#### TASK DATA

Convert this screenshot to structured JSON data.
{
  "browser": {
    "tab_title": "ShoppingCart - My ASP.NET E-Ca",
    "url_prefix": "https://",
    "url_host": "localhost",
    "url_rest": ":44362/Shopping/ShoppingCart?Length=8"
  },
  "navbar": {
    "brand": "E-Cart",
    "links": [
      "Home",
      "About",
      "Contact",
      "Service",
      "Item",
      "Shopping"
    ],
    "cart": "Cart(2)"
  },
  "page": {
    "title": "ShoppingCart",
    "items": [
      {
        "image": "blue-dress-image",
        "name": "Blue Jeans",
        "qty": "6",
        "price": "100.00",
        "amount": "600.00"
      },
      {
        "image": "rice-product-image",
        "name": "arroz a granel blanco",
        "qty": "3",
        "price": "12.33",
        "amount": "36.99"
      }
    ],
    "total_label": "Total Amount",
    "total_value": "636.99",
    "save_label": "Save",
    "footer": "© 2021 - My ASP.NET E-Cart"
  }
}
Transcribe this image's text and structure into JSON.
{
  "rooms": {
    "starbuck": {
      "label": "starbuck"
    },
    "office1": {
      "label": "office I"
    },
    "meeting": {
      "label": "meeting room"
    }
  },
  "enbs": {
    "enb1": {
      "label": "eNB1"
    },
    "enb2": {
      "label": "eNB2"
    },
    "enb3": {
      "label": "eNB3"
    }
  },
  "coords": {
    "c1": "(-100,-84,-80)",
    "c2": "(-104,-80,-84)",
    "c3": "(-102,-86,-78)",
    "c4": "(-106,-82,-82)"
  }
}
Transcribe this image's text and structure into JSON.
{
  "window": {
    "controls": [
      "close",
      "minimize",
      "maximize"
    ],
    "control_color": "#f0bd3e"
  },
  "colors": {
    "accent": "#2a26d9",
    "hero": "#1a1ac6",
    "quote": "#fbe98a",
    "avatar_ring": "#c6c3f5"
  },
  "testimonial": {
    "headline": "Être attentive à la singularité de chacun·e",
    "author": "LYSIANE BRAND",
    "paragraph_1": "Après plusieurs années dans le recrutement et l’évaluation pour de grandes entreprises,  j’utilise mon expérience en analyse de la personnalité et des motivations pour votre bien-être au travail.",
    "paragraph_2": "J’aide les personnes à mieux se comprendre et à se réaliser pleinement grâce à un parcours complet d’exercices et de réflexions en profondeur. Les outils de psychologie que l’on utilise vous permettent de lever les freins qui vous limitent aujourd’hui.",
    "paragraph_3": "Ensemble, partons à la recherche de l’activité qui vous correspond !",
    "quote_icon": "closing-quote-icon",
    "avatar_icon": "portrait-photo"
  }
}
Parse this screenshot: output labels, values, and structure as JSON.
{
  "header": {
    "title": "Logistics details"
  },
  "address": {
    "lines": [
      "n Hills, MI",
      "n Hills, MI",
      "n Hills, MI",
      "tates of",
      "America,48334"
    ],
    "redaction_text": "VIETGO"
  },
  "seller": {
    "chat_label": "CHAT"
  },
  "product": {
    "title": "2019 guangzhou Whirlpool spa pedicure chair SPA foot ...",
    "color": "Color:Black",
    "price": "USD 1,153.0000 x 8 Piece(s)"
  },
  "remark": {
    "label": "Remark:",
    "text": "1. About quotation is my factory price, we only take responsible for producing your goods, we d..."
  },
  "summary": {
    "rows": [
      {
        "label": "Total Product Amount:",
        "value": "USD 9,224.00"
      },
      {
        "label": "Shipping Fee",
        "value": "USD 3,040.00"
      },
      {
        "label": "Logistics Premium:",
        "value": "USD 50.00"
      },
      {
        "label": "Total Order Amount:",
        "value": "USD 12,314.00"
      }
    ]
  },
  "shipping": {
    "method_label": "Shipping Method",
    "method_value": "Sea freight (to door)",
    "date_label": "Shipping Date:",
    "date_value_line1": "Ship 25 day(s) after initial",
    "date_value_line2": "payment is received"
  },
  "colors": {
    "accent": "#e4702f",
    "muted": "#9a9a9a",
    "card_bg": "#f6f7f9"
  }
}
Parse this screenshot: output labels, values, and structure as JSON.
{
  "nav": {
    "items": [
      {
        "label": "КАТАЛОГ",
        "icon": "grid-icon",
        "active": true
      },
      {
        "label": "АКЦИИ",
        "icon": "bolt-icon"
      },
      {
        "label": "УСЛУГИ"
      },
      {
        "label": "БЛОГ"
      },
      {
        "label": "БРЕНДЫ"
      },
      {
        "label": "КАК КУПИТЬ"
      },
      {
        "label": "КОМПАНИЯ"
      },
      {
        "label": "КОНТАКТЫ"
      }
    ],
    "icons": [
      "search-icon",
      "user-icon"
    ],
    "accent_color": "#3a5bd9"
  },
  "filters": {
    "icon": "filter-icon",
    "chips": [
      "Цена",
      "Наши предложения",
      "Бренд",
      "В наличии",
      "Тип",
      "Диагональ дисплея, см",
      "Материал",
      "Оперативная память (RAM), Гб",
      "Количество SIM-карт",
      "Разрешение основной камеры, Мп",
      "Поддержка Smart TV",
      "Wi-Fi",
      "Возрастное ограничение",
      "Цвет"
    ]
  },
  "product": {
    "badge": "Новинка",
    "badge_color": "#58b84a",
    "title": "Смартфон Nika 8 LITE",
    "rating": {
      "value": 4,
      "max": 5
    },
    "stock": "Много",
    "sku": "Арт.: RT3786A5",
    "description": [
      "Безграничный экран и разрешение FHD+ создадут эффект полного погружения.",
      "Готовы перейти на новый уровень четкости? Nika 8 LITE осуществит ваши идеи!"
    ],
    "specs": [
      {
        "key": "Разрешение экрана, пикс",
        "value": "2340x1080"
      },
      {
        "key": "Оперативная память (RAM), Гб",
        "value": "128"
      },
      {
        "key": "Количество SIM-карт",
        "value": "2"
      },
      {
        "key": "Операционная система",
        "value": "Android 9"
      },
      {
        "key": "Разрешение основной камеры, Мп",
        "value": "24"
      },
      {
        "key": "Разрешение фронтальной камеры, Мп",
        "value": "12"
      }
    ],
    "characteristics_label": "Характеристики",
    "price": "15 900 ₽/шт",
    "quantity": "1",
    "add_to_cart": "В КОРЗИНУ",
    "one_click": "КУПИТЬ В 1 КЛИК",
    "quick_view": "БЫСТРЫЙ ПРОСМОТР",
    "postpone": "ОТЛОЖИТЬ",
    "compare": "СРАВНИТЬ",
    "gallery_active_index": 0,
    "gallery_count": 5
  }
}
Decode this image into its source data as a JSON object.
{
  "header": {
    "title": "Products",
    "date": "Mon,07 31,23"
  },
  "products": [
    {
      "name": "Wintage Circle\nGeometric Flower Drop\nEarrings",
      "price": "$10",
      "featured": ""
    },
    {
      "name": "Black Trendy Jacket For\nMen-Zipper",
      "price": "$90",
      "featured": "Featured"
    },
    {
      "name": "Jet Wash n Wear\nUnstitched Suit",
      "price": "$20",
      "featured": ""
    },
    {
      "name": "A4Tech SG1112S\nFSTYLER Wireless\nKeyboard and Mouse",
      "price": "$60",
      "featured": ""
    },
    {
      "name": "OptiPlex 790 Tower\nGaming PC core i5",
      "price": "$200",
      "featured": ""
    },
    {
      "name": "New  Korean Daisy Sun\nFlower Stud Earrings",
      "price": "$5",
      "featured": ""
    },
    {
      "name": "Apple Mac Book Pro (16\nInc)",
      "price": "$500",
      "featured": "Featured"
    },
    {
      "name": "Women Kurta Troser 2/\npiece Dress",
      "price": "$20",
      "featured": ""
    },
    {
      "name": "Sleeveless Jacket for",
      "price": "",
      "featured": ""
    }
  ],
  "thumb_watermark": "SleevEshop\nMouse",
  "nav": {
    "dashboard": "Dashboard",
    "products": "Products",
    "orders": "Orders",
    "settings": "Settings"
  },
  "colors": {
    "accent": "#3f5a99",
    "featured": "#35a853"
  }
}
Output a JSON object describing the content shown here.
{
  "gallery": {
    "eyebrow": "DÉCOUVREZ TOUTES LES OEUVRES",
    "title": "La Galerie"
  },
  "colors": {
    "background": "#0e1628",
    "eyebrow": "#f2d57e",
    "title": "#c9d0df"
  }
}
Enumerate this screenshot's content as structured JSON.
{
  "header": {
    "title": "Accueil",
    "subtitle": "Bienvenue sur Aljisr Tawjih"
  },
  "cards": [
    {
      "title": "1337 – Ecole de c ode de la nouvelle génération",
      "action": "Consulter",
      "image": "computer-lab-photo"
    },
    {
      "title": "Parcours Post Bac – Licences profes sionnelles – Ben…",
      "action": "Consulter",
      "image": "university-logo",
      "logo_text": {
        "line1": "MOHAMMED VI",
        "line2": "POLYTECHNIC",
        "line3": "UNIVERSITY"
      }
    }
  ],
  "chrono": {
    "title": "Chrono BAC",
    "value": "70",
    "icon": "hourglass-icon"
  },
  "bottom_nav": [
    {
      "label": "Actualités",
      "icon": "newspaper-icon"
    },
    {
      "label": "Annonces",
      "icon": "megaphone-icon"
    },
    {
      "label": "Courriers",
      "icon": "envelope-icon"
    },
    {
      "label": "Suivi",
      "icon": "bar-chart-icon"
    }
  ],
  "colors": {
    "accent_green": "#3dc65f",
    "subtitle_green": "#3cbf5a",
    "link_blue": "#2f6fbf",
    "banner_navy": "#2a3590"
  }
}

########

◆ WHAT THE TASK ASKS: Give only a number: how many lines of the data hold the string "utilise"?

◆ EXPECTED ANSWER: 2